Data records:
-- -- --

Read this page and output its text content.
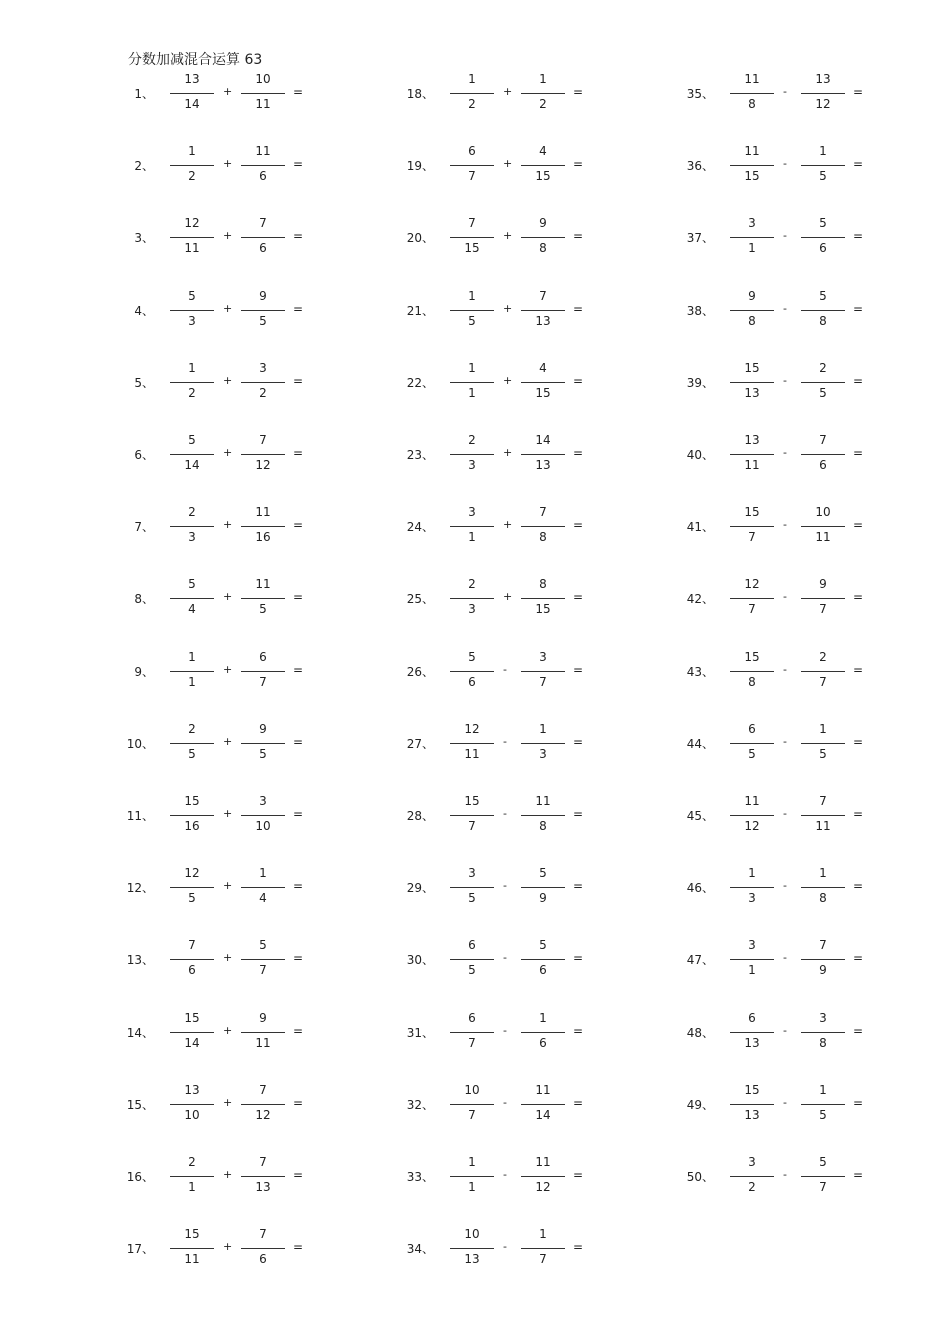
分数加减混合运算 63
1、
13
14
+
10
11
=
2、
1
2
+
11
6
=
3、
12
11
+
7
6
=
4、
5
3
+
9
5
=
5、
1
2
+
3
2
=
6、
5
14
+
7
12
=
7、
2
3
+
11
16
=
8、
5
4
+
11
5
=
9、
1
1
+
6
7
=
10、
2
5
+
9
5
=
11、
15
16
+
3
10
=
12、
12
5
+
1
4
=
13、
7
6
+
5
7
=
14、
15
14
+
9
11
=
15、
13
10
+
7
12
=
16、
2
1
+
7
13
=
17、
15
11
+
7
6
=
18、
1
2
+
1
2
=
19、
6
7
+
4
15
=
20、
7
15
+
9
8
=
21、
1
5
+
7
13
=
22、
1
1
+
4
15
=
23、
2
3
+
14
13
=
24、
3
1
+
7
8
=
25、
2
3
+
8
15
=
26、
5
6
-
3
7
=
27、
12
11
-
1
3
=
28、
15
7
-
11
8
=
29、
3
5
-
5
9
=
30、
6
5
-
5
6
=
31、
6
7
-
1
6
=
32、
10
7
-
11
14
=
33、
1
1
-
11
12
=
34、
10
13
-
1
7
=
35、
11
8
-
13
12
=
36、
11
15
-
1
5
=
37、
3
1
-
5
6
=
38、
9
8
-
5
8
=
39、
15
13
-
2
5
=
40、
13
11
-
7
6
=
41、
15
7
-
10
11
=
42、
12
7
-
9
7
=
43、
15
8
-
2
7
=
44、
6
5
-
1
5
=
45、
11
12
-
7
11
=
46、
1
3
-
1
8
=
47、
3
1
-
7
9
=
48、
6
13
-
3
8
=
49、
15
13
-
1
5
=
50、
3
2
-
5
7
=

-- -- --

Set down all the data again exactly as above, pictures excluded.

EXPECTED OUTPUT:
Read this page and output its text content.
分数加减混合运算 63
1、
13
14
+
10
11
=
2、
1
2
+
11
6
=
3、
12
11
+
7
6
=
4、
5
3
+
9
5
=
5、
1
2
+
3
2
=
6、
5
14
+
7
12
=
7、
2
3
+
11
16
=
8、
5
4
+
11
5
=
9、
1
1
+
6
7
=
10、
2
5
+
9
5
=
11、
15
16
+
3
10
=
12、
12
5
+
1
4
=
13、
7
6
+
5
7
=
14、
15
14
+
9
11
=
15、
13
10
+
7
12
=
16、
2
1
+
7
13
=
17、
15
11
+
7
6
=
18、
1
2
+
1
2
=
19、
6
7
+
4
15
=
20、
7
15
+
9
8
=
21、
1
5
+
7
13
=
22、
1
1
+
4
15
=
23、
2
3
+
14
13
=
24、
3
1
+
7
8
=
25、
2
3
+
8
15
=
26、
5
6
-
3
7
=
27、
12
11
-
1
3
=
28、
15
7
-
11
8
=
29、
3
5
-
5
9
=
30、
6
5
-
5
6
=
31、
6
7
-
1
6
=
32、
10
7
-
11
14
=
33、
1
1
-
11
12
=
34、
10
13
-
1
7
=
35、
11
8
-
13
12
=
36、
11
15
-
1
5
=
37、
3
1
-
5
6
=
38、
9
8
-
5
8
=
39、
15
13
-
2
5
=
40、
13
11
-
7
6
=
41、
15
7
-
10
11
=
42、
12
7
-
9
7
=
43、
15
8
-
2
7
=
44、
6
5
-
1
5
=
45、
11
12
-
7
11
=
46、
1
3
-
1
8
=
47、
3
1
-
7
9
=
48、
6
13
-
3
8
=
49、
15
13
-
1
5
=
50、
3
2
-
5
7
=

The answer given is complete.